**Input rows**
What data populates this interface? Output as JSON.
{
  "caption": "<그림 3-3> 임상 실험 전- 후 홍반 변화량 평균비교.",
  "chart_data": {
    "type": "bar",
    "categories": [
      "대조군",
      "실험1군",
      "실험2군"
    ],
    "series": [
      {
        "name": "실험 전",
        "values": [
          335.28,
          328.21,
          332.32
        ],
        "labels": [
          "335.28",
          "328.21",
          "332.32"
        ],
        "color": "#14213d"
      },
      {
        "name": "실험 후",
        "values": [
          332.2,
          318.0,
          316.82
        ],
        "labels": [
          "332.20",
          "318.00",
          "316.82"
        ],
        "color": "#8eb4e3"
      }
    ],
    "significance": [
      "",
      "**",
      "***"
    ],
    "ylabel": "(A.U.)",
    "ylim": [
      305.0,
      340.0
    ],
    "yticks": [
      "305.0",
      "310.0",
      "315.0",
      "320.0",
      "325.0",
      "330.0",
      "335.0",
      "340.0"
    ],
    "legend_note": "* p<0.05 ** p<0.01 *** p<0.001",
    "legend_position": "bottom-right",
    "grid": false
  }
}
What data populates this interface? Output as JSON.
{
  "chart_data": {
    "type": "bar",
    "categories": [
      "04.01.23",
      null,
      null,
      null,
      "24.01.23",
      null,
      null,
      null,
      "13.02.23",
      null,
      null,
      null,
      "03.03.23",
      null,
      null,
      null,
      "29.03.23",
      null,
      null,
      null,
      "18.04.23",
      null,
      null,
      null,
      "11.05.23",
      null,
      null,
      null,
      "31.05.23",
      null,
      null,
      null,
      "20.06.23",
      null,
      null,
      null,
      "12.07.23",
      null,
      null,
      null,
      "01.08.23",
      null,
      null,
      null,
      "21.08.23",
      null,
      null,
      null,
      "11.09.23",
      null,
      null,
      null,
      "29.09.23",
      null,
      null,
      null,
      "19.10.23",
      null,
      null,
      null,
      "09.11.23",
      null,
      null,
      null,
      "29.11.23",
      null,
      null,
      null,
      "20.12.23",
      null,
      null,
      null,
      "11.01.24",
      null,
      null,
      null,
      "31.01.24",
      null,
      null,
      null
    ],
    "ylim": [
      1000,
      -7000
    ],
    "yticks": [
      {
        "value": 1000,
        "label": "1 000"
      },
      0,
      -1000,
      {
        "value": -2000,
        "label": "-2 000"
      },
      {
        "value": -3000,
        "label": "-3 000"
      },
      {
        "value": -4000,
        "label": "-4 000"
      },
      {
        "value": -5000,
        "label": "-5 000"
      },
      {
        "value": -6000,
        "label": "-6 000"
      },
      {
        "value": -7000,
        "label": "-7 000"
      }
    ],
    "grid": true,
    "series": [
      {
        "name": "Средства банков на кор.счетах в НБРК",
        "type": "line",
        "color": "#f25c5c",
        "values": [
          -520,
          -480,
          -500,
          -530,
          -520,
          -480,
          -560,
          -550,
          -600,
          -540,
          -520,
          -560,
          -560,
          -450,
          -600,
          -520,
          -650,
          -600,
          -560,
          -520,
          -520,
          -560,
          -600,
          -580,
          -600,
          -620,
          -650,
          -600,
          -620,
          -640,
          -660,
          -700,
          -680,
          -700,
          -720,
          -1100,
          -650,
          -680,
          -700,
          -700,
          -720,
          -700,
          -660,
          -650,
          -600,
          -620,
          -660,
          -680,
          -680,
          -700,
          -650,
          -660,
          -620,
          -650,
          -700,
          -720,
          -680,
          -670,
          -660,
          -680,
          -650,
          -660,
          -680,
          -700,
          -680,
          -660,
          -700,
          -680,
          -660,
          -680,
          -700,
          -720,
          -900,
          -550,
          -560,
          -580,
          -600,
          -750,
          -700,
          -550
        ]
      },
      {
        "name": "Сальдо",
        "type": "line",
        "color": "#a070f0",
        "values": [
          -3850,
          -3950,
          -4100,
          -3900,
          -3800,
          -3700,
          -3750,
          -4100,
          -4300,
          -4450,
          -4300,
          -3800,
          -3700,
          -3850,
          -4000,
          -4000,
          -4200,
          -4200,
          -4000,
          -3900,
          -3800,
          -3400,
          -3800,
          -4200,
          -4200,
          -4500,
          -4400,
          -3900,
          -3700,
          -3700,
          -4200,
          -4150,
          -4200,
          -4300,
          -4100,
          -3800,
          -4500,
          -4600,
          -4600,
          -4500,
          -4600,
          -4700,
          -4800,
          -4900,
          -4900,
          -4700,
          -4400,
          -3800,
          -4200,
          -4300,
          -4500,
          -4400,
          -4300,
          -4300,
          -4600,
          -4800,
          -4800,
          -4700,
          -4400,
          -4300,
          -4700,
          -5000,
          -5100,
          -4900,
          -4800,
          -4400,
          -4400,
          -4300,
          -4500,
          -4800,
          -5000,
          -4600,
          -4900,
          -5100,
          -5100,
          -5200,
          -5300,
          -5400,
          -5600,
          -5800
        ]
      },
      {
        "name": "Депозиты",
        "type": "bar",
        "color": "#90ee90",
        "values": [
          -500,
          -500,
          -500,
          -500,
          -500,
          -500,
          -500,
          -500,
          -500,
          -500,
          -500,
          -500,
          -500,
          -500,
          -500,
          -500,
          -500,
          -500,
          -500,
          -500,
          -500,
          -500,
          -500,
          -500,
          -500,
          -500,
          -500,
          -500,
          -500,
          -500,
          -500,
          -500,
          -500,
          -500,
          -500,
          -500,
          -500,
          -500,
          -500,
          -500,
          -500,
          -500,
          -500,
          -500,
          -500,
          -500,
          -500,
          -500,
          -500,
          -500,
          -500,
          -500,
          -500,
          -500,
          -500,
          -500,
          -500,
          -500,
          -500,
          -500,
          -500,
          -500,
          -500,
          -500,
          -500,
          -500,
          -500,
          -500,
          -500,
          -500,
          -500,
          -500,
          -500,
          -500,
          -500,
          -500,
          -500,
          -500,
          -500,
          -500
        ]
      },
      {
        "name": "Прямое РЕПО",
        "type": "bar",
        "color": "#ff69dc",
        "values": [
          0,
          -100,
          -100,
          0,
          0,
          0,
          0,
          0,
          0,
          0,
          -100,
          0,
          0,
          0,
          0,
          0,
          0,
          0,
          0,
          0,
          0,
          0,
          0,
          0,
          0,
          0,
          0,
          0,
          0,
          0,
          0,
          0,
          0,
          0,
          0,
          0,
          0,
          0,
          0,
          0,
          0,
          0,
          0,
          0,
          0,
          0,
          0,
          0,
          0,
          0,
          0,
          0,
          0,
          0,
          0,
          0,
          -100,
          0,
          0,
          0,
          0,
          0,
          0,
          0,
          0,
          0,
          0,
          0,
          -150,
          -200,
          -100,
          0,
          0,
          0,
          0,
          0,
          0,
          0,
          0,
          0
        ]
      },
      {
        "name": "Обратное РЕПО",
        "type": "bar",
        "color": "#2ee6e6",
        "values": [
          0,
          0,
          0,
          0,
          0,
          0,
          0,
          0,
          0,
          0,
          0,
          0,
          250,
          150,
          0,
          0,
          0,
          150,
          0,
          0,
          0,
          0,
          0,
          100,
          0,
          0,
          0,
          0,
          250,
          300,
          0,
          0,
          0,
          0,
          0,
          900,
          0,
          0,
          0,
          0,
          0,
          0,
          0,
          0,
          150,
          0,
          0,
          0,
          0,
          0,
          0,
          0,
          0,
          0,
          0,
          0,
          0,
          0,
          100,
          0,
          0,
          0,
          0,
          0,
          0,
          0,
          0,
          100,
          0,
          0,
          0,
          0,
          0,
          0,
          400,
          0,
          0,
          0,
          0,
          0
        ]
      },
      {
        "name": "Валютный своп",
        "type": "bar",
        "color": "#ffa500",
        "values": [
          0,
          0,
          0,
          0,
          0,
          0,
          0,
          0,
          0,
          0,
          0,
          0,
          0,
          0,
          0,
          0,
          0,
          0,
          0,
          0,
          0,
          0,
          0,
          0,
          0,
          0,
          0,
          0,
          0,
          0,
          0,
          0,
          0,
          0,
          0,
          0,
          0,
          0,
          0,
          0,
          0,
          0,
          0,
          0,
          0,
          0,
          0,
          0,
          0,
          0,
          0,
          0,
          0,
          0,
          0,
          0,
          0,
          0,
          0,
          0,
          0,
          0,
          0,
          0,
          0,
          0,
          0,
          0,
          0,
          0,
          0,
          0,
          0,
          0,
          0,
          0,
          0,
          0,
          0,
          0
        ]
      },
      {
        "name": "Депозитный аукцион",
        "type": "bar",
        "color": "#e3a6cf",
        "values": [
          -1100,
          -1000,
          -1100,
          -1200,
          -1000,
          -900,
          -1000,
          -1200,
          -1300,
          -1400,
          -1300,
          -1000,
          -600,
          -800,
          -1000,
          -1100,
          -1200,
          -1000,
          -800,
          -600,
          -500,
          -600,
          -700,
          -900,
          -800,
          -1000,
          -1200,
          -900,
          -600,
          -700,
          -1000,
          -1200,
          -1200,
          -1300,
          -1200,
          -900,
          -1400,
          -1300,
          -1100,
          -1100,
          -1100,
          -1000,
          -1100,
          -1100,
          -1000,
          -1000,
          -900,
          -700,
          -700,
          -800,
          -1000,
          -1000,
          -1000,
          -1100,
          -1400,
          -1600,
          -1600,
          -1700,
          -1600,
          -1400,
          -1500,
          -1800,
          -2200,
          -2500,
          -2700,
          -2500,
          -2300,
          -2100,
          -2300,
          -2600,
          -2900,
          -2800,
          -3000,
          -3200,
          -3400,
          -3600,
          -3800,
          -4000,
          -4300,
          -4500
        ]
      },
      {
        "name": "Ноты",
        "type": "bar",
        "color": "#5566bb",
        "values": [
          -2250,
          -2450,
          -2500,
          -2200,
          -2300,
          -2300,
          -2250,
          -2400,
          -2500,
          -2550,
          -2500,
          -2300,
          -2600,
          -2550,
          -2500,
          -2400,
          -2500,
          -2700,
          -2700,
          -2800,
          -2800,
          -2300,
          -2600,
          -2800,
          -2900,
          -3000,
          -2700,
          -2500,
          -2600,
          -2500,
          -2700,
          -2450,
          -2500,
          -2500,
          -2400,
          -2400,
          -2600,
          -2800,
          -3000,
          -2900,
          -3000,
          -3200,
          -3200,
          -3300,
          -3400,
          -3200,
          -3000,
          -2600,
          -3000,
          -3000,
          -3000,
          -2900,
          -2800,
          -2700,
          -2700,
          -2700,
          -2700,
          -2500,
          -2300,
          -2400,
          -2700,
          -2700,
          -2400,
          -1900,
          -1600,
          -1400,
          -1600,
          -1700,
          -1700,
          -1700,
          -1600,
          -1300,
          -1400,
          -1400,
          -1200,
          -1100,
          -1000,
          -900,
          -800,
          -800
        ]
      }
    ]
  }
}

**Exercise requirements**
Search the entries for the word "РЕПО" and copy every line that has it.

**Expected output**
        "name": "Прямое РЕПО",
        "name": "Обратное РЕПО",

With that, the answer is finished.